[INSTRUCTION] Locate the line that contains "Output the text content of this document." in the entries below. Retype it and all following lines through the final one, character for character.

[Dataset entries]

==*==

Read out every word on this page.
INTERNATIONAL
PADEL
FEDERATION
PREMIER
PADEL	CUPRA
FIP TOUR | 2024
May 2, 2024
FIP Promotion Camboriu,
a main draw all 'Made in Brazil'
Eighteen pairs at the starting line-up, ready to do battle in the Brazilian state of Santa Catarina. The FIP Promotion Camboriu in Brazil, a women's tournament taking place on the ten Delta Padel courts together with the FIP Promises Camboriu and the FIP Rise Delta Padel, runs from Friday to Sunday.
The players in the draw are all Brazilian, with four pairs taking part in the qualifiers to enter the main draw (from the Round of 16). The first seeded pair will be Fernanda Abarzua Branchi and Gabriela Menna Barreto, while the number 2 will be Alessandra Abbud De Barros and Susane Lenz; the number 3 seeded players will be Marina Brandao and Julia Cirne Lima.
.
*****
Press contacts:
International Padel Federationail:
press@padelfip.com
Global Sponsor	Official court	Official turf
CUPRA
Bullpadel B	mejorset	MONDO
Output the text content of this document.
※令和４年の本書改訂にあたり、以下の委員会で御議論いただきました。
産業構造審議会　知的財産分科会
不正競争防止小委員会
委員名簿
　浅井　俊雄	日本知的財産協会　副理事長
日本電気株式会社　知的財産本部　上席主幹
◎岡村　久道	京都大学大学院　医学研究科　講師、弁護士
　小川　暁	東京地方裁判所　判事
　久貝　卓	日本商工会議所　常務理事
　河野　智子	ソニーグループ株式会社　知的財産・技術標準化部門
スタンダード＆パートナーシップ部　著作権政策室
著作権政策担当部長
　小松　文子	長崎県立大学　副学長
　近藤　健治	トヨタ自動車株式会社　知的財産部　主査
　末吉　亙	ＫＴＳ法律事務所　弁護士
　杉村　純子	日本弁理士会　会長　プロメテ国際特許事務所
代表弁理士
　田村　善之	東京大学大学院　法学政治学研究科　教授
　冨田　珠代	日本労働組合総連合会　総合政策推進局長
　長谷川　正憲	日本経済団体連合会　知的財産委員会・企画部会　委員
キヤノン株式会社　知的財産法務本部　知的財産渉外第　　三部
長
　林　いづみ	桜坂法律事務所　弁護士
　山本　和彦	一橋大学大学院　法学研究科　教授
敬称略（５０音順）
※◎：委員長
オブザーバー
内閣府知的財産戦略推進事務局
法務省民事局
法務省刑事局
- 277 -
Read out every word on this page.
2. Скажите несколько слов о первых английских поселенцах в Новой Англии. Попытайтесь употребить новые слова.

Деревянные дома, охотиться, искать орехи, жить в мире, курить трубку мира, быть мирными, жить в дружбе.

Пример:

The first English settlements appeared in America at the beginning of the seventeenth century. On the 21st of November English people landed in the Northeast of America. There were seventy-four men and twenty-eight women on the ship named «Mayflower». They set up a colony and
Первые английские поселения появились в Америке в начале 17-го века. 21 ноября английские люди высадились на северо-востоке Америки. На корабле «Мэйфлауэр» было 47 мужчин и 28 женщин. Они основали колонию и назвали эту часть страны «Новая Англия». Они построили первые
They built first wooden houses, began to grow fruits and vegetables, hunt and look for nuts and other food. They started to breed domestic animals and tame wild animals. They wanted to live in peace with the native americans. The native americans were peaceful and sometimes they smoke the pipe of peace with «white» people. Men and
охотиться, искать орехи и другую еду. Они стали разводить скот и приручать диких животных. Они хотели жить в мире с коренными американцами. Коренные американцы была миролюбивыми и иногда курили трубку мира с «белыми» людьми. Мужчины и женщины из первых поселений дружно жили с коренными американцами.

==*==

[EXERCISE OUTPUT]
Output the text content of this document.
※令和４年の本書改訂にあたり、以下の委員会で御議論いただきました。
産業構造審議会　知的財産分科会
不正競争防止小委員会
委員名簿
　浅井　俊雄	日本知的財産協会　副理事長
日本電気株式会社　知的財産本部　上席主幹
◎岡村　久道	京都大学大学院　医学研究科　講師、弁護士
　小川　暁	東京地方裁判所　判事
　久貝　卓	日本商工会議所　常務理事
　河野　智子	ソニーグループ株式会社　知的財産・技術標準化部門
スタンダード＆パートナーシップ部　著作権政策室
著作権政策担当部長
　小松　文子	長崎県立大学　副学長
　近藤　健治	トヨタ自動車株式会社　知的財産部　主査
　末吉　亙	ＫＴＳ法律事務所　弁護士
　杉村　純子	日本弁理士会　会長　プロメテ国際特許事務所
代表弁理士
　田村　善之	東京大学大学院　法学政治学研究科　教授
　冨田　珠代	日本労働組合総連合会　総合政策推進局長
　長谷川　正憲	日本経済団体連合会　知的財産委員会・企画部会　委員
キヤノン株式会社　知的財産法務本部　知的財産渉外第　　三部
長
　林　いづみ	桜坂法律事務所　弁護士
　山本　和彦	一橋大学大学院　法学研究科　教授
敬称略（５０音順）
※◎：委員長
オブザーバー
内閣府知的財産戦略推進事務局
法務省民事局
法務省刑事局
- 277 -
Read out every word on this page.
2. Скажите несколько слов о первых английских поселенцах в Новой Англии. Попытайтесь употребить новые слова.

Деревянные дома, охотиться, искать орехи, жить в мире, курить трубку мира, быть мирными, жить в дружбе.

Пример:

The first English settlements appeared in America at the beginning of the seventeenth century. On the 21st of November English people landed in the Northeast of America. There were seventy-four men and twenty-eight women on the ship named «Mayflower». They set up a colony and
Первые английские поселения появились в Америке в начале 17-го века. 21 ноября английские люди высадились на северо-востоке Америки. На корабле «Мэйфлауэр» было 47 мужчин и 28 женщин. Они основали колонию и назвали эту часть страны «Новая Англия». Они построили первые
They built first wooden houses, began to grow fruits and vegetables, hunt and look for nuts and other food. They started to breed domestic animals and tame wild animals. They wanted to live in peace with the native americans. The native americans were peaceful and sometimes they smoke the pipe of peace with «white» people. Men and
охотиться, искать орехи и другую еду. Они стали разводить скот и приручать диких животных. Они хотели жить в мире с коренными американцами. Коренные американцы была миролюбивыми и иногда курили трубку мира с «белыми» людьми. Мужчины и женщины из первых поселений дружно жили с коренными американцами.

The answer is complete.